+++ Supplied material

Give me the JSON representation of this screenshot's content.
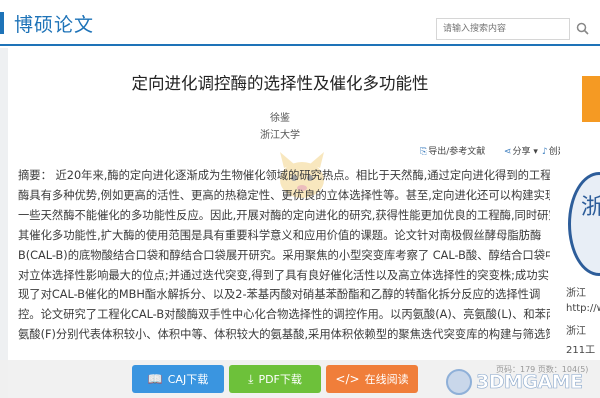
{
  "header": {
    "site_title": "博硕论文",
    "search_placeholder": "请输入搜索内容",
    "search_icon": "search-icon",
    "accent_color": "#1e73b8"
  },
  "paper": {
    "title": "定向进化调控酶的选择性及催化多功能性",
    "author": "徐鉴",
    "institution": "浙江大学"
  },
  "actions": {
    "export": "导出/参考文献",
    "share": "分享",
    "cite": "创建引文跟踪"
  },
  "abstract_lines": [
    "摘要：  近20年来,酶的定向进化逐渐成为生物催化领域的研究热点。相比于天然酶,通过定向进化得到的工程",
    "酶具有多种优势,例如更高的活性、更高的热稳定性、更优良的立体选择性等。甚至,定向进化还可以构建实现",
    "一些天然酶不能催化的多功能性反应。因此,开展对酶的定向进化的研究,获得性能更加优良的工程酶,同时研究",
    "其催化多功能性,扩大酶的使用范围是具有重要科学意义和应用价值的课题。论文针对南极假丝酵母脂肪酶",
    "B(CAL-B)的底物酸结合口袋和醇结合口袋展开研究。采用聚焦的小型突变库考察了 CAL-B酸、醇结合口袋中",
    "对立体选择性影响最大的位点;并通过迭代突变,得到了具有良好催化活性以及高立体选择性的突变株;成功实",
    "现了对CAL-B催化的MBH酯水解拆分、以及2-苯基丙酸对硝基苯酚酯和乙醇的转酯化拆分反应的选择性调",
    "控。论文研究了工程化CAL-B对酸酶双手性中心化合物选择性的调控作用。以丙氨酸(A)、亮氨酸(L)、和苯丙",
    "氨酸(F)分别代表体积较小、体积中等、体积较大的氨基酸,采用体积依赖型的聚焦迭代突变库的构建与筛选策"
  ],
  "side_text": {
    "line1": "浙江",
    "line2": "http://www.",
    "line3": "浙江",
    "line4": "211工"
  },
  "side_colors": {
    "tab": "#f59a23",
    "logo": "#2d5d9a"
  },
  "buttons": {
    "caj": "CAJ下载",
    "pdf": "PDF下载",
    "online": "在线阅读",
    "caj_color": "#3a95e0",
    "pdf_color": "#6dc13a",
    "online_color": "#f07e3a"
  },
  "page_info": "页码：179 页数：104(5)",
  "watermark": "3DMGAME"
}
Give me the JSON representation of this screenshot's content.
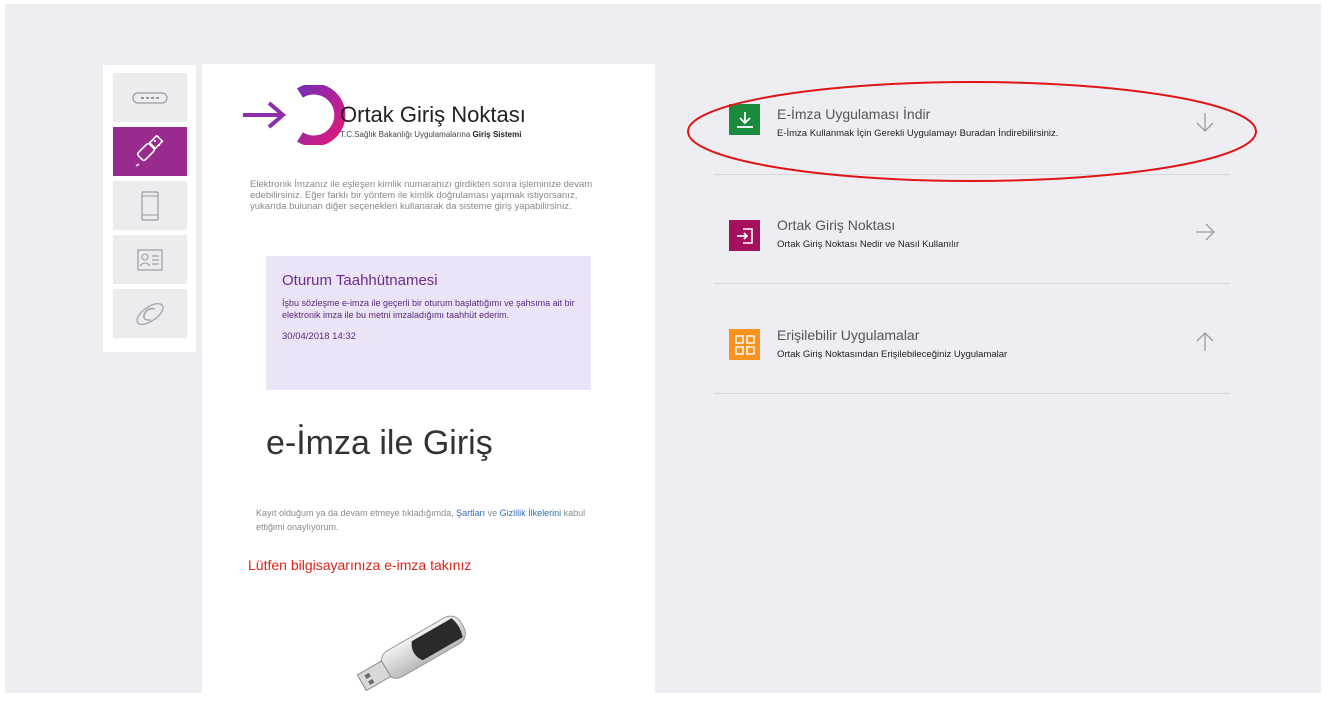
{
  "colors": {
    "accent_purple": "#9a2b8e",
    "download_green": "#1a8a3c",
    "portal_maroon": "#a4125e",
    "apps_orange": "#f7931e",
    "warning_red": "#e0231a",
    "annotation_red": "#e01616",
    "link_blue": "#2a6ebd"
  },
  "tabs": [
    {
      "name": "smart-card-reader",
      "icon": "card-reader-icon",
      "active": false
    },
    {
      "name": "e-imza",
      "icon": "usb-token-icon",
      "active": true
    },
    {
      "name": "mobile",
      "icon": "mobile-phone-icon",
      "active": false
    },
    {
      "name": "id-card",
      "icon": "id-card-icon",
      "active": false
    },
    {
      "name": "e-devlet",
      "icon": "e-devlet-icon",
      "active": false
    }
  ],
  "card": {
    "logo_title": "Ortak Giriş Noktası",
    "logo_sub_prefix": "T.C.Sağlık Bakanlığı Uygulamalarına ",
    "logo_sub_bold": "Giriş Sistemi",
    "intro": "Elektronik İmzanız ile eşleşen kimlik numaranızı girdikten sonra işleminize devam edebilirsiniz. Eğer farklı bir yöntem ile kimlik doğrulaması yapmak istiyorsanız, yukarıda bulunan diğer seçenekleri kullanarak da sisteme giriş yapabilirsiniz.",
    "notice": {
      "title": "Oturum Taahhütnamesi",
      "body": "İşbu sözleşme e-imza ile geçerli bir oturum başlattığımı ve şahsıma ait bir elektronik imza ile bu metni imzaladığımı taahhüt ederim.",
      "date": "30/04/2018 14:32"
    },
    "heading": "e-İmza ile Giriş",
    "terms_prefix": "Kayıt olduğum ya da devam etmeye tıkladığımda, ",
    "terms_link1": "Şartları",
    "terms_mid": " ve ",
    "terms_link2": "Gizlilik İlkelerini",
    "terms_suffix": " kabul ettiğimi onaylıyorum.",
    "warning": "Lütfen bilgisayarınıza e-imza takınız"
  },
  "links": [
    {
      "title": "E-İmza Uygulaması İndir",
      "desc": "E-İmza Kullanmak İçin Gerekli Uygulamayı Buradan İndirebilirsiniz.",
      "icon": "download-icon",
      "arrow": "arrow-down-icon",
      "highlighted": true
    },
    {
      "title": "Ortak Giriş Noktası",
      "desc": "Ortak Giriş Noktası Nedir ve Nasıl Kullanılır",
      "icon": "login-icon",
      "arrow": "arrow-right-icon"
    },
    {
      "title": "Erişilebilir Uygulamalar",
      "desc": "Ortak Giriş Noktasından Erişilebileceğiniz Uygulamalar",
      "icon": "grid-apps-icon",
      "arrow": "arrow-up-icon"
    }
  ]
}
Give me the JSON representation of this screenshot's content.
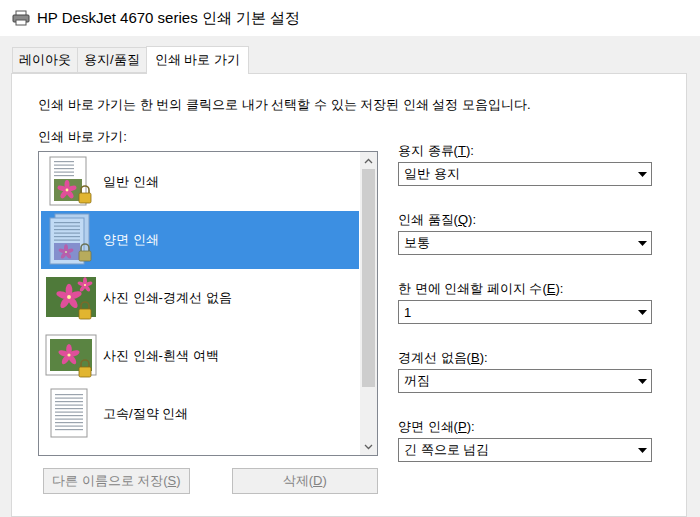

++++++

--- Aim ---
Return all of the data exactly as written, and drop the pictures.

--- Worked answer ---
Give me the JSON representation of this screenshot's content.
{
  "header": {
    "site_title": "博硕论文",
    "search_placeholder": "请输入搜索内容",
    "search_icon": "search-icon",
    "accent_color": "#1e73b8"
  },
  "paper": {
    "title": "定向进化调控酶的选择性及催化多功能性",
    "author": "徐鉴",
    "institution": "浙江大学"
  },
  "actions": {
    "export": "导出/参考文献",
    "share": "分享",
    "cite": "创建引文跟踪"
  },
  "abstract_lines": [
    "摘要：  近20年来,酶的定向进化逐渐成为生物催化领域的研究热点。相比于天然酶,通过定向进化得到的工程",
    "酶具有多种优势,例如更高的活性、更高的热稳定性、更优良的立体选择性等。甚至,定向进化还可以构建实现",
    "一些天然酶不能催化的多功能性反应。因此,开展对酶的定向进化的研究,获得性能更加优良的工程酶,同时研究",
    "其催化多功能性,扩大酶的使用范围是具有重要科学意义和应用价值的课题。论文针对南极假丝酵母脂肪酶",
    "B(CAL-B)的底物酸结合口袋和醇结合口袋展开研究。采用聚焦的小型突变库考察了 CAL-B酸、醇结合口袋中",
    "对立体选择性影响最大的位点;并通过迭代突变,得到了具有良好催化活性以及高立体选择性的突变株;成功实",
    "现了对CAL-B催化的MBH酯水解拆分、以及2-苯基丙酸对硝基苯酚酯和乙醇的转酯化拆分反应的选择性调",
    "控。论文研究了工程化CAL-B对酸酶双手性中心化合物选择性的调控作用。以丙氨酸(A)、亮氨酸(L)、和苯丙",
    "氨酸(F)分别代表体积较小、体积中等、体积较大的氨基酸,采用体积依赖型的聚焦迭代突变库的构建与筛选策"
  ],
  "side_text": {
    "line1": "浙江",
    "line2": "http://www.",
    "line3": "浙江",
    "line4": "211工"
  },
  "side_colors": {
    "tab": "#f59a23",
    "logo": "#2d5d9a"
  },
  "buttons": {
    "caj": "CAJ下载",
    "pdf": "PDF下载",
    "online": "在线阅读",
    "caj_color": "#3a95e0",
    "pdf_color": "#6dc13a",
    "online_color": "#f07e3a"
  },
  "page_info": "页码：179 页数：104(5)",
  "watermark": "3DMGAME"
}
Give me the JSON representation of this screenshot's content.
{
  "colors": {
    "accent_purple": "#9a2b8e",
    "download_green": "#1a8a3c",
    "portal_maroon": "#a4125e",
    "apps_orange": "#f7931e",
    "warning_red": "#e0231a",
    "annotation_red": "#e01616",
    "link_blue": "#2a6ebd"
  },
  "tabs": [
    {
      "name": "smart-card-reader",
      "icon": "card-reader-icon",
      "active": false
    },
    {
      "name": "e-imza",
      "icon": "usb-token-icon",
      "active": true
    },
    {
      "name": "mobile",
      "icon": "mobile-phone-icon",
      "active": false
    },
    {
      "name": "id-card",
      "icon": "id-card-icon",
      "active": false
    },
    {
      "name": "e-devlet",
      "icon": "e-devlet-icon",
      "active": false
    }
  ],
  "card": {
    "logo_title": "Ortak Giriş Noktası",
    "logo_sub_prefix": "T.C.Sağlık Bakanlığı Uygulamalarına ",
    "logo_sub_bold": "Giriş Sistemi",
    "intro": "Elektronik İmzanız ile eşleşen kimlik numaranızı girdikten sonra işleminize devam edebilirsiniz. Eğer farklı bir yöntem ile kimlik doğrulaması yapmak istiyorsanız, yukarıda bulunan diğer seçenekleri kullanarak da sisteme giriş yapabilirsiniz.",
    "notice": {
      "title": "Oturum Taahhütnamesi",
      "body": "İşbu sözleşme e-imza ile geçerli bir oturum başlattığımı ve şahsıma ait bir elektronik imza ile bu metni imzaladığımı taahhüt ederim.",
      "date": "30/04/2018 14:32"
    },
    "heading": "e-İmza ile Giriş",
    "terms_prefix": "Kayıt olduğum ya da devam etmeye tıkladığımda, ",
    "terms_link1": "Şartları",
    "terms_mid": " ve ",
    "terms_link2": "Gizlilik İlkelerini",
    "terms_suffix": " kabul ettiğimi onaylıyorum.",
    "warning": "Lütfen bilgisayarınıza e-imza takınız"
  },
  "links": [
    {
      "title": "E-İmza Uygulaması İndir",
      "desc": "E-İmza Kullanmak İçin Gerekli Uygulamayı Buradan İndirebilirsiniz.",
      "icon": "download-icon",
      "arrow": "arrow-down-icon",
      "highlighted": true
    },
    {
      "title": "Ortak Giriş Noktası",
      "desc": "Ortak Giriş Noktası Nedir ve Nasıl Kullanılır",
      "icon": "login-icon",
      "arrow": "arrow-right-icon"
    },
    {
      "title": "Erişilebilir Uygulamalar",
      "desc": "Ortak Giriş Noktasından Erişilebileceğiniz Uygulamalar",
      "icon": "grid-apps-icon",
      "arrow": "arrow-up-icon"
    }
  ]
}
Give me the JSON representation of this screenshot's content.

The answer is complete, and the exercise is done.